◆ Material provided ◆
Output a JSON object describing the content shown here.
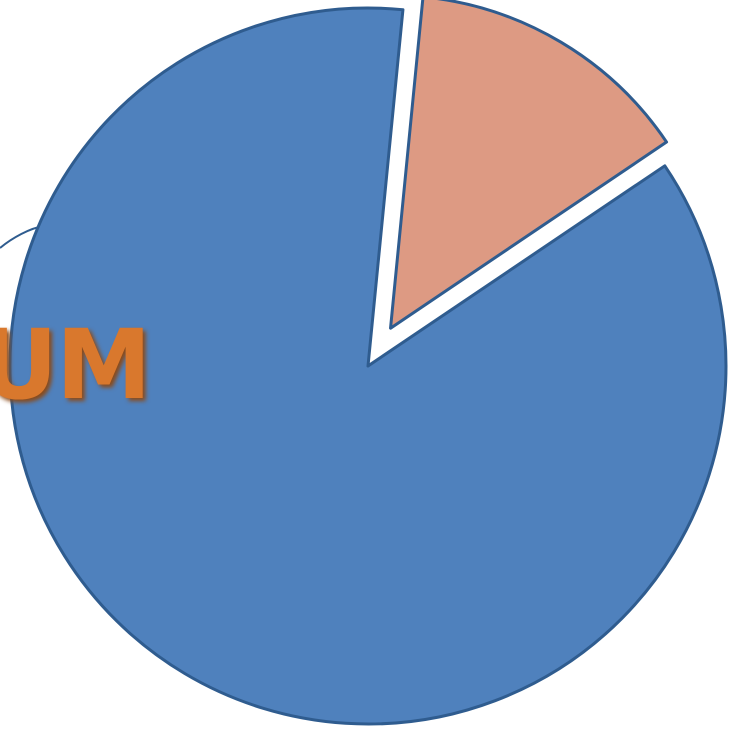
{
  "background_text": "UM",
  "colors": {
    "background_text": "#D9782D",
    "background_text_shadow": "#8a4a1a",
    "slice_main": "#4F81BD",
    "slice_main_stroke": "#2F5C8F",
    "slice_exploded": "#DD9A83",
    "slice_exploded_stroke": "#2F5C8F",
    "swirl": "#2F5C8F"
  },
  "chart_data": {
    "type": "pie",
    "title": "",
    "slices": [
      {
        "label": "",
        "value": 86,
        "color": "#4F81BD",
        "exploded": false
      },
      {
        "label": "",
        "value": 14,
        "color": "#DD9A83",
        "exploded": true
      }
    ],
    "start_angle_deg": -34,
    "legend": "none",
    "data_labels": false
  }
}
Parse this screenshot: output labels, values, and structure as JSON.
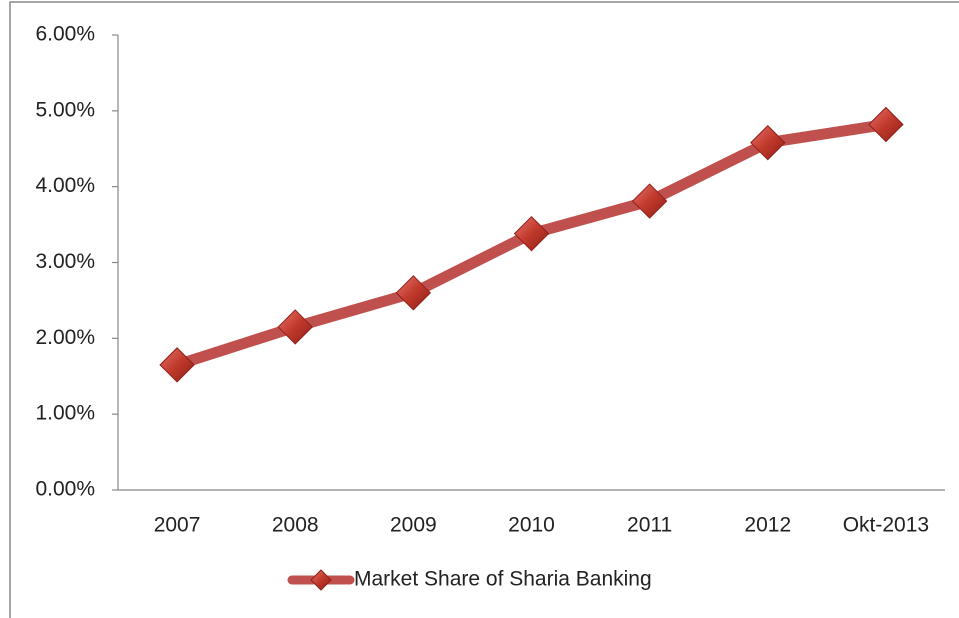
{
  "chart_data": {
    "type": "line",
    "categories": [
      "2007",
      "2008",
      "2009",
      "2010",
      "2011",
      "2012",
      "Okt-2013"
    ],
    "series": [
      {
        "name": "Market Share of Sharia Banking",
        "color": "#c0504d",
        "values": [
          1.65,
          2.15,
          2.6,
          3.38,
          3.81,
          4.58,
          4.82
        ]
      }
    ],
    "ylim": [
      0,
      6
    ],
    "yticks": [
      {
        "value": 0,
        "label": "0.00%"
      },
      {
        "value": 1,
        "label": "1.00%"
      },
      {
        "value": 2,
        "label": "2.00%"
      },
      {
        "value": 3,
        "label": "3.00%"
      },
      {
        "value": 4,
        "label": "4.00%"
      },
      {
        "value": 5,
        "label": "5.00%"
      },
      {
        "value": 6,
        "label": "6.00%"
      }
    ],
    "grid": false,
    "legend": "bottom"
  }
}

◆ Task to complete ◆
Repeat the full listing above exactly, with no pictures in the copy.

◆ Solution to this task ◆
Output a JSON object describing the content shown here.
{
  "background_text": "UM",
  "colors": {
    "background_text": "#D9782D",
    "background_text_shadow": "#8a4a1a",
    "slice_main": "#4F81BD",
    "slice_main_stroke": "#2F5C8F",
    "slice_exploded": "#DD9A83",
    "slice_exploded_stroke": "#2F5C8F",
    "swirl": "#2F5C8F"
  },
  "chart_data": {
    "type": "pie",
    "title": "",
    "slices": [
      {
        "label": "",
        "value": 86,
        "color": "#4F81BD",
        "exploded": false
      },
      {
        "label": "",
        "value": 14,
        "color": "#DD9A83",
        "exploded": true
      }
    ],
    "start_angle_deg": -34,
    "legend": "none",
    "data_labels": false
  }
}
Parse this screenshot: output labels, values, and structure as JSON.
{
  "chart_data": {
    "type": "line",
    "categories": [
      "2007",
      "2008",
      "2009",
      "2010",
      "2011",
      "2012",
      "Okt-2013"
    ],
    "series": [
      {
        "name": "Market Share of Sharia Banking",
        "color": "#c0504d",
        "values": [
          1.65,
          2.15,
          2.6,
          3.38,
          3.81,
          4.58,
          4.82
        ]
      }
    ],
    "ylim": [
      0,
      6
    ],
    "yticks": [
      {
        "value": 0,
        "label": "0.00%"
      },
      {
        "value": 1,
        "label": "1.00%"
      },
      {
        "value": 2,
        "label": "2.00%"
      },
      {
        "value": 3,
        "label": "3.00%"
      },
      {
        "value": 4,
        "label": "4.00%"
      },
      {
        "value": 5,
        "label": "5.00%"
      },
      {
        "value": 6,
        "label": "6.00%"
      }
    ],
    "grid": false,
    "legend": "bottom"
  }
}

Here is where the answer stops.